> EXERCISE
Repeat the lines from the one containing "legend-swatch-high <box>649 250 669 263</box>" through the one containing "y-tick-label-left: 70°N <box>365", word for word. Give only those lines.

> EXTRACTED INFORMATION

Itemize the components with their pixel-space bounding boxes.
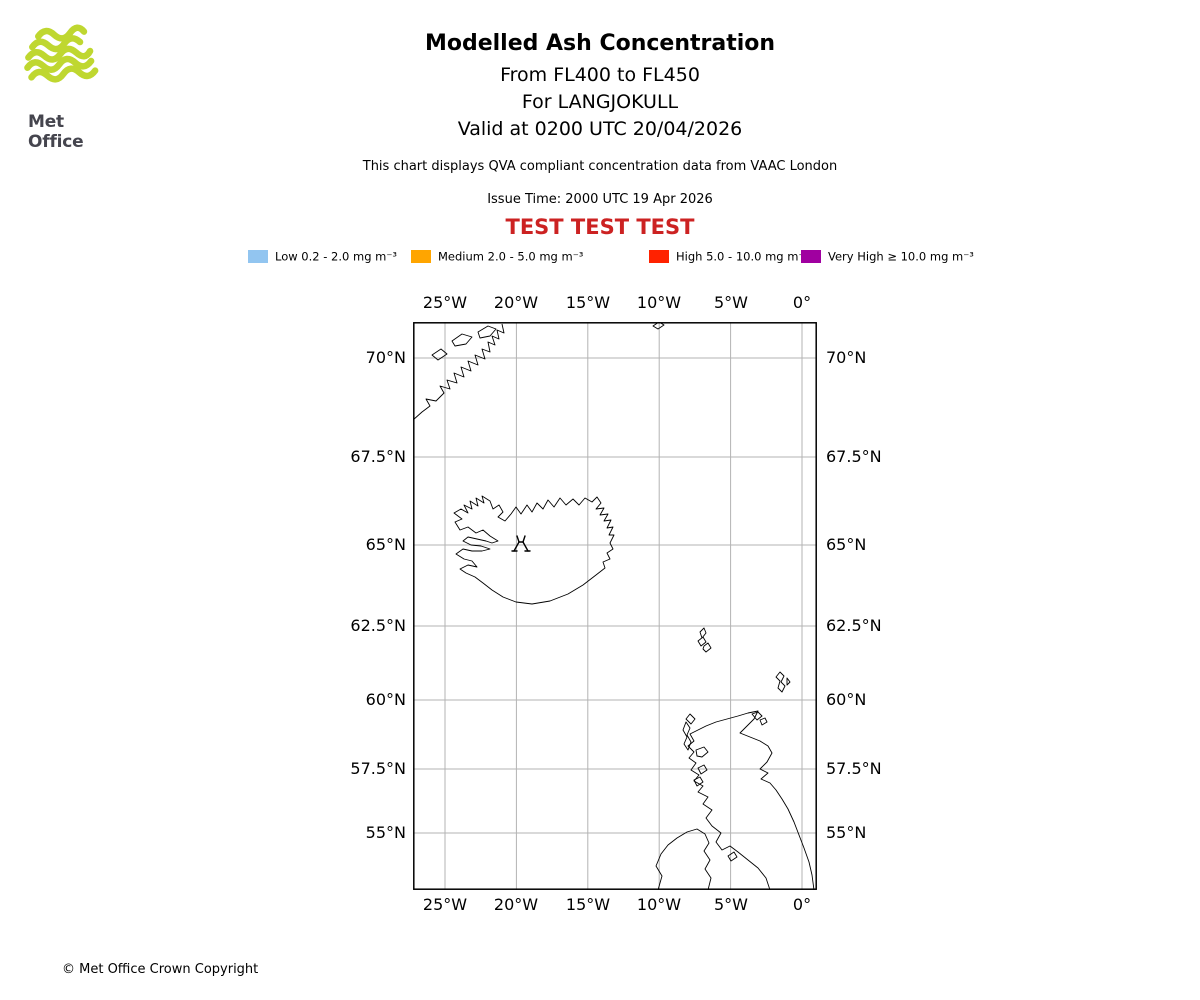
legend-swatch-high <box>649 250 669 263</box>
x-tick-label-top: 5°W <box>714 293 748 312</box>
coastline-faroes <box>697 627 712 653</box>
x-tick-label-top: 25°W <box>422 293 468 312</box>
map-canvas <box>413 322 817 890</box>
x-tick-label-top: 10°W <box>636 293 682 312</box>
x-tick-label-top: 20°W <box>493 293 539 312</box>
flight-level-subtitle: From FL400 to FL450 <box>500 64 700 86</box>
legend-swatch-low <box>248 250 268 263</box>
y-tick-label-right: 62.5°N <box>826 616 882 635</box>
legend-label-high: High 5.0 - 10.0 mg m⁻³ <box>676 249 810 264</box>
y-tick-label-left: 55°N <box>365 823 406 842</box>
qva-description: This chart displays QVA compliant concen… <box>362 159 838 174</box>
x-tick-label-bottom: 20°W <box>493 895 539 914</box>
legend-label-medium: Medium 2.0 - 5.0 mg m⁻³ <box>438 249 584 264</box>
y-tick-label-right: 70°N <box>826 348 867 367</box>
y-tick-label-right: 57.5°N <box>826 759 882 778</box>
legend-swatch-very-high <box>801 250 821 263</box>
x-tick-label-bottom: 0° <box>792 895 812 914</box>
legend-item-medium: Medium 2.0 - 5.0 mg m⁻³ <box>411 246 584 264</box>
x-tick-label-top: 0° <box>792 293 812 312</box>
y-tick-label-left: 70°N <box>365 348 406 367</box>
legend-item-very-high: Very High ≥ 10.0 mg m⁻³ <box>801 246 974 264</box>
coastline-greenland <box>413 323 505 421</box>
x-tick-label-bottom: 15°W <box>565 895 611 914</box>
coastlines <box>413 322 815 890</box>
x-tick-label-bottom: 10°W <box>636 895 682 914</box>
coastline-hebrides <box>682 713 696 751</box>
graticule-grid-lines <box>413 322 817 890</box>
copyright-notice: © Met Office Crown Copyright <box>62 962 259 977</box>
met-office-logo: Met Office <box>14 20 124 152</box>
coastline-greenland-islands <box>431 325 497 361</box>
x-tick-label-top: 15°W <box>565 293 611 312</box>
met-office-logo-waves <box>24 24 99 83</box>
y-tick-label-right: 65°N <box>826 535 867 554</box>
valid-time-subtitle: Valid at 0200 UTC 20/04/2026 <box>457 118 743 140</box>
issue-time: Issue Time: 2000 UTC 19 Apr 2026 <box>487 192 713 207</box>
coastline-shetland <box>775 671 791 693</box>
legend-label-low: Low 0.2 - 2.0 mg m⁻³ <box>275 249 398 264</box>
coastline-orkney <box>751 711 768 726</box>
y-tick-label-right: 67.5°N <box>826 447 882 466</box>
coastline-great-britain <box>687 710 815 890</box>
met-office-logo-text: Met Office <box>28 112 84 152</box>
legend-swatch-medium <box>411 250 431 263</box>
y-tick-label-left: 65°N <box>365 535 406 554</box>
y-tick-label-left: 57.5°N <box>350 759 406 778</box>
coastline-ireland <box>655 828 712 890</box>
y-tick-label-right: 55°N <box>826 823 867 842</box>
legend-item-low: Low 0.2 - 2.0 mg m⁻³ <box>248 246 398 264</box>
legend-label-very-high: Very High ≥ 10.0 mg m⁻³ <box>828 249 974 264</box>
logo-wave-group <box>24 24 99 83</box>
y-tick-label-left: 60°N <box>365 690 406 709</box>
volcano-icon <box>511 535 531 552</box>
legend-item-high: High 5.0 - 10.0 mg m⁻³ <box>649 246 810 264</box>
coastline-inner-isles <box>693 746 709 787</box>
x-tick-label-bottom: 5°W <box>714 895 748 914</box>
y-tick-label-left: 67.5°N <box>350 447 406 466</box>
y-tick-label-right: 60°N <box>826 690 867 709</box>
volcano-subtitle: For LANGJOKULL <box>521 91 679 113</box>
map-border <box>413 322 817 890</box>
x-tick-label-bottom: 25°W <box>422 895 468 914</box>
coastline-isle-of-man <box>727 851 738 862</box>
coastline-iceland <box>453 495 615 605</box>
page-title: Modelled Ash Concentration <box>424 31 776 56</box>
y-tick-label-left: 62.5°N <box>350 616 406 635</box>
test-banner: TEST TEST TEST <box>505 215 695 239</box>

* * *

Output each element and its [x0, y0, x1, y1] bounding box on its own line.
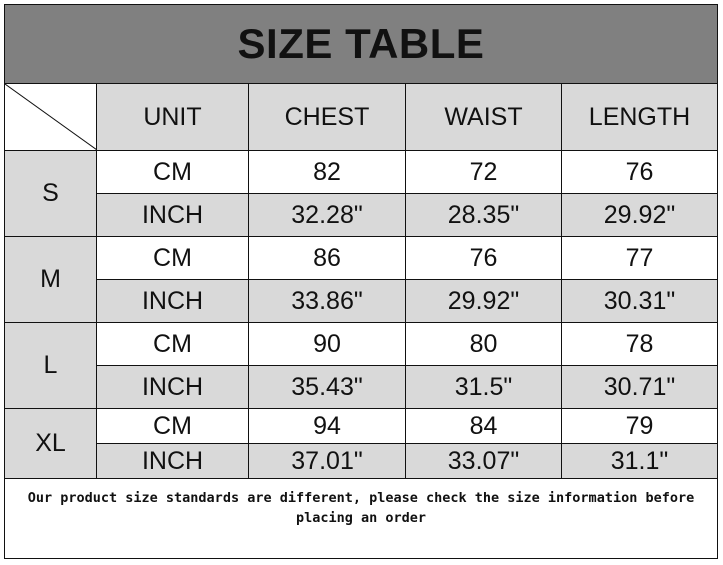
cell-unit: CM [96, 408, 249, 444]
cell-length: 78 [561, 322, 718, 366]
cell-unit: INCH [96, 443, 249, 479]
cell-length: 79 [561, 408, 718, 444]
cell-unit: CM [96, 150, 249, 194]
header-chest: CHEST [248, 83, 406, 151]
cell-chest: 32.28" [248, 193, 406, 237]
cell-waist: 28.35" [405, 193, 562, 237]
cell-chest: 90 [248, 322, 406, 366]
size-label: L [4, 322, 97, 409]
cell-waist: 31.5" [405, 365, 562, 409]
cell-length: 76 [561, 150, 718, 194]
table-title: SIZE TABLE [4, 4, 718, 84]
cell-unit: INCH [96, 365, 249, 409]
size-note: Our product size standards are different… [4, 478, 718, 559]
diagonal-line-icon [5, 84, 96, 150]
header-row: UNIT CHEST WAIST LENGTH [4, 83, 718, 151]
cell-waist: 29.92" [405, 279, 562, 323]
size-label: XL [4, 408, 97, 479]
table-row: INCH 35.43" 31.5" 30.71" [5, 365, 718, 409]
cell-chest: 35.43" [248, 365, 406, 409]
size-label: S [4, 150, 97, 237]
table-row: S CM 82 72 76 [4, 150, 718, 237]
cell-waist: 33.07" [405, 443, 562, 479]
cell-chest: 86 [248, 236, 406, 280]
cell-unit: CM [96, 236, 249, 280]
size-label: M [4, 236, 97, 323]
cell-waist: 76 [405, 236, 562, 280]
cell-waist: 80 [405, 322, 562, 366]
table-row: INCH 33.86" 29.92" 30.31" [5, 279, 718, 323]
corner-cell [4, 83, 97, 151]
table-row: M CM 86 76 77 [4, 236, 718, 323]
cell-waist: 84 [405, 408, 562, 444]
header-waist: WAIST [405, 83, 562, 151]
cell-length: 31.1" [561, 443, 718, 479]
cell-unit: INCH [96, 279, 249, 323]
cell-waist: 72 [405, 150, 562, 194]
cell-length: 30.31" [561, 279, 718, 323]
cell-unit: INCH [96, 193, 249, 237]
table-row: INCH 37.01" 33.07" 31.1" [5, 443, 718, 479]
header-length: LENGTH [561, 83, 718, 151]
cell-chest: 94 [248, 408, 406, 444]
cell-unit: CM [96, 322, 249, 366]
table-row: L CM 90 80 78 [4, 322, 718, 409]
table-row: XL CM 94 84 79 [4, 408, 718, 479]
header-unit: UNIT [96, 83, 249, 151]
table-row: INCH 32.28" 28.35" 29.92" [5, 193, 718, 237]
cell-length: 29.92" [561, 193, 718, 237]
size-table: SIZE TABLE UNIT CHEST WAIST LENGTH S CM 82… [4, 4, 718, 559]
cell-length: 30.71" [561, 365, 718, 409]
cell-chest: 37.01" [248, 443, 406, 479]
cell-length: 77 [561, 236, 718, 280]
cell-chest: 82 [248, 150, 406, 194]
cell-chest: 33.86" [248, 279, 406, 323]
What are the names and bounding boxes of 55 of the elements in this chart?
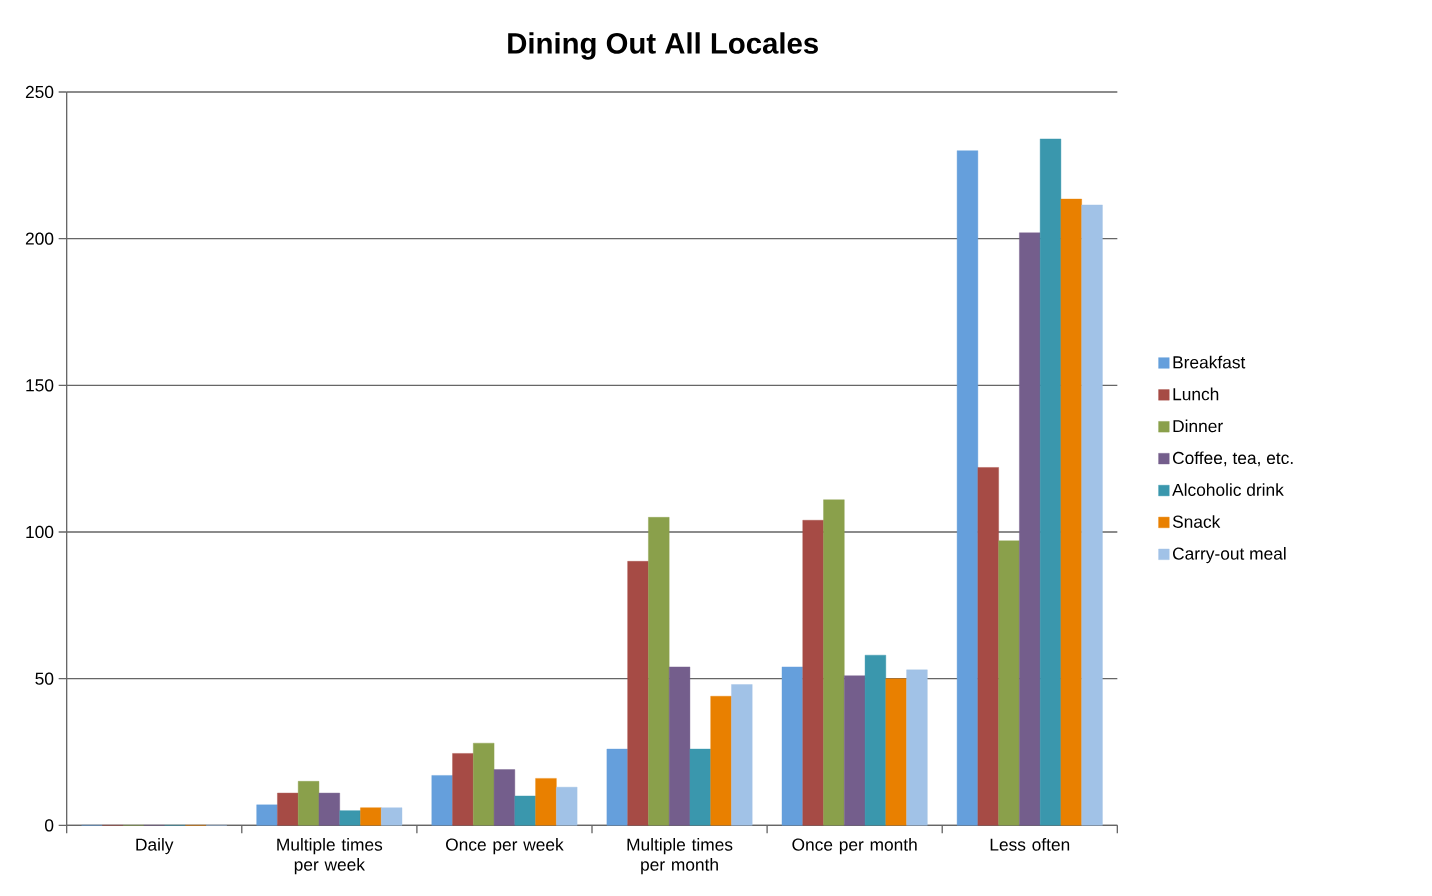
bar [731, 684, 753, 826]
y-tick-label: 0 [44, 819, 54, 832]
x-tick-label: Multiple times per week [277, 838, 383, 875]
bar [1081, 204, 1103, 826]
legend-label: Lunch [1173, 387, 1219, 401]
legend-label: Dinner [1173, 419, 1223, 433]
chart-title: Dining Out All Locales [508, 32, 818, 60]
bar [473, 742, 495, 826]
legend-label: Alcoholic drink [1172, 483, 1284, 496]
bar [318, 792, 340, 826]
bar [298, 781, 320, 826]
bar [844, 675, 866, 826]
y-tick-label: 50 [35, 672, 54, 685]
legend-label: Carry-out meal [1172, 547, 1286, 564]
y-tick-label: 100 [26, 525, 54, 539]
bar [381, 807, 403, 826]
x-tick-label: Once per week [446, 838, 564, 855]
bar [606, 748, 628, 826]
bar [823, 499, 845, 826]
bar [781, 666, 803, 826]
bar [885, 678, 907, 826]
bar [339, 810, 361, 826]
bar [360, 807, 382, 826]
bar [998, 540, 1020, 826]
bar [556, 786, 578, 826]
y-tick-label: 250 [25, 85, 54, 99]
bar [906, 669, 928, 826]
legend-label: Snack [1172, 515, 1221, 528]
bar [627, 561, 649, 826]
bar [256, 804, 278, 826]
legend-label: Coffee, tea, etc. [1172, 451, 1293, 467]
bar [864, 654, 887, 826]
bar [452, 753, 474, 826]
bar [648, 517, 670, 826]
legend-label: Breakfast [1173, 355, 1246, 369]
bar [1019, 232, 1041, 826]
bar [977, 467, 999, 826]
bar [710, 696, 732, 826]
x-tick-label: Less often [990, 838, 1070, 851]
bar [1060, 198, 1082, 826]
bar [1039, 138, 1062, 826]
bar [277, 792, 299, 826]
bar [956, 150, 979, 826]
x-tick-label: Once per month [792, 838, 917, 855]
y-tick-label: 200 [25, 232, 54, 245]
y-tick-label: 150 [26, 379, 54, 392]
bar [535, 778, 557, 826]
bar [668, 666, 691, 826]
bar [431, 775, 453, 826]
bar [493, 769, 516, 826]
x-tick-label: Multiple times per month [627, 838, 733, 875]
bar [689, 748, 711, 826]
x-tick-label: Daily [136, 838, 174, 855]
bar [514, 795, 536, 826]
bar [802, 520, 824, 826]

> TASK SOLUTION
legend-swatch-high <box>649 250 669 263</box>
x-tick-label-top: 5°W <box>714 293 748 312</box>
coastline-faroes <box>697 627 712 653</box>
x-tick-label-top: 25°W <box>422 293 468 312</box>
map-canvas <box>413 322 817 890</box>
x-tick-label-top: 10°W <box>636 293 682 312</box>
x-tick-label-top: 20°W <box>493 293 539 312</box>
flight-level-subtitle: From FL400 to FL450 <box>500 64 700 86</box>
legend-swatch-low <box>248 250 268 263</box>
y-tick-label-right: 62.5°N <box>826 616 882 635</box>
legend-label-high: High 5.0 - 10.0 mg m⁻³ <box>676 249 810 264</box>
y-tick-label-left: 55°N <box>365 823 406 842</box>
qva-description: This chart displays QVA compliant concen… <box>362 159 838 174</box>
x-tick-label-bottom: 20°W <box>493 895 539 914</box>
legend-label-medium: Medium 2.0 - 5.0 mg m⁻³ <box>438 249 584 264</box>
y-tick-label-right: 70°N <box>826 348 867 367</box>
y-tick-label-right: 57.5°N <box>826 759 882 778</box>
legend-swatch-very-high <box>801 250 821 263</box>
x-tick-label-bottom: 0° <box>792 895 812 914</box>
legend-item-medium: Medium 2.0 - 5.0 mg m⁻³ <box>411 246 584 264</box>
x-tick-label-top: 0° <box>792 293 812 312</box>
y-tick-label-left: 70°N <box>365 348 406 367</box>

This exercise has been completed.